Extracted data entries:

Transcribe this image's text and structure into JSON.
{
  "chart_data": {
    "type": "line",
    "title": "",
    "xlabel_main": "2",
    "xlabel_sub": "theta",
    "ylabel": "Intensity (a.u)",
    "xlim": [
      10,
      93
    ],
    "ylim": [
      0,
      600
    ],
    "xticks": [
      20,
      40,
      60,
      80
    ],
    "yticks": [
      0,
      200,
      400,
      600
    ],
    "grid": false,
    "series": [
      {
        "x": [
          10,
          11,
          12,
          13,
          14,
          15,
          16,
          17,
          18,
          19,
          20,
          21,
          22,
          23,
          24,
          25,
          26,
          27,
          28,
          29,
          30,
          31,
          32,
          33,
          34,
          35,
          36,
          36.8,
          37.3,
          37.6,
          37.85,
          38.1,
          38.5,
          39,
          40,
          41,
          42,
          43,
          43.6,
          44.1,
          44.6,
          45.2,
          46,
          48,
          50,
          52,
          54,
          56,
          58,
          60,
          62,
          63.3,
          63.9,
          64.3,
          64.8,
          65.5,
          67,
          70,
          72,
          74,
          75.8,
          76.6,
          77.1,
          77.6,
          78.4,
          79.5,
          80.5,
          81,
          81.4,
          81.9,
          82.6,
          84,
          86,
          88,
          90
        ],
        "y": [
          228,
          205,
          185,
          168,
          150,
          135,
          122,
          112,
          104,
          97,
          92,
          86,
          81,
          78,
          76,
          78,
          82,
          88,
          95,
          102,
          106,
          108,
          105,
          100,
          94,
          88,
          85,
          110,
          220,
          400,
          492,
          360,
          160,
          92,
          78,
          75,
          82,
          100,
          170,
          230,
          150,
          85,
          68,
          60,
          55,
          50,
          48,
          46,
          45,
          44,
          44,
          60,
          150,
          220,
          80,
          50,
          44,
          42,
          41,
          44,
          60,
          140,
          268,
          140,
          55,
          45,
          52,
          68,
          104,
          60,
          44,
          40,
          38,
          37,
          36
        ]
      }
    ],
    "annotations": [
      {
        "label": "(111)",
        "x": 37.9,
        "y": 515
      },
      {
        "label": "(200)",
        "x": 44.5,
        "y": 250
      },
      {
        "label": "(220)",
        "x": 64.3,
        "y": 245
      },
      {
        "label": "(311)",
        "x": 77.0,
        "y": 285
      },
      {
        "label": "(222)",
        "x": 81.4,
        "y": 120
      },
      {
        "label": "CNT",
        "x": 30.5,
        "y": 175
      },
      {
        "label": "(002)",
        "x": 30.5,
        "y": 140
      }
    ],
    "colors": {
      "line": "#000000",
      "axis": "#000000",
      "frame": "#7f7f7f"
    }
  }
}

» **Given problem**
Please restate the records in full, word for word.

» **Answer to the task**
Transcribe this image's text and structure into JSON.
{
  "chart_data": {
    "type": "line",
    "title": "",
    "xlabel_main": "2",
    "xlabel_sub": "theta",
    "ylabel": "Intensity (a.u)",
    "xlim": [
      10,
      93
    ],
    "ylim": [
      0,
      600
    ],
    "xticks": [
      20,
      40,
      60,
      80
    ],
    "yticks": [
      0,
      200,
      400,
      600
    ],
    "grid": false,
    "series": [
      {
        "x": [
          10,
          11,
          12,
          13,
          14,
          15,
          16,
          17,
          18,
          19,
          20,
          21,
          22,
          23,
          24,
          25,
          26,
          27,
          28,
          29,
          30,
          31,
          32,
          33,
          34,
          35,
          36,
          36.8,
          37.3,
          37.6,
          37.85,
          38.1,
          38.5,
          39,
          40,
          41,
          42,
          43,
          43.6,
          44.1,
          44.6,
          45.2,
          46,
          48,
          50,
          52,
          54,
          56,
          58,
          60,
          62,
          63.3,
          63.9,
          64.3,
          64.8,
          65.5,
          67,
          70,
          72,
          74,
          75.8,
          76.6,
          77.1,
          77.6,
          78.4,
          79.5,
          80.5,
          81,
          81.4,
          81.9,
          82.6,
          84,
          86,
          88,
          90
        ],
        "y": [
          228,
          205,
          185,
          168,
          150,
          135,
          122,
          112,
          104,
          97,
          92,
          86,
          81,
          78,
          76,
          78,
          82,
          88,
          95,
          102,
          106,
          108,
          105,
          100,
          94,
          88,
          85,
          110,
          220,
          400,
          492,
          360,
          160,
          92,
          78,
          75,
          82,
          100,
          170,
          230,
          150,
          85,
          68,
          60,
          55,
          50,
          48,
          46,
          45,
          44,
          44,
          60,
          150,
          220,
          80,
          50,
          44,
          42,
          41,
          44,
          60,
          140,
          268,
          140,
          55,
          45,
          52,
          68,
          104,
          60,
          44,
          40,
          38,
          37,
          36
        ]
      }
    ],
    "annotations": [
      {
        "label": "(111)",
        "x": 37.9,
        "y": 515
      },
      {
        "label": "(200)",
        "x": 44.5,
        "y": 250
      },
      {
        "label": "(220)",
        "x": 64.3,
        "y": 245
      },
      {
        "label": "(311)",
        "x": 77.0,
        "y": 285
      },
      {
        "label": "(222)",
        "x": 81.4,
        "y": 120
      },
      {
        "label": "CNT",
        "x": 30.5,
        "y": 175
      },
      {
        "label": "(002)",
        "x": 30.5,
        "y": 140
      }
    ],
    "colors": {
      "line": "#000000",
      "axis": "#000000",
      "frame": "#7f7f7f"
    }
  }
}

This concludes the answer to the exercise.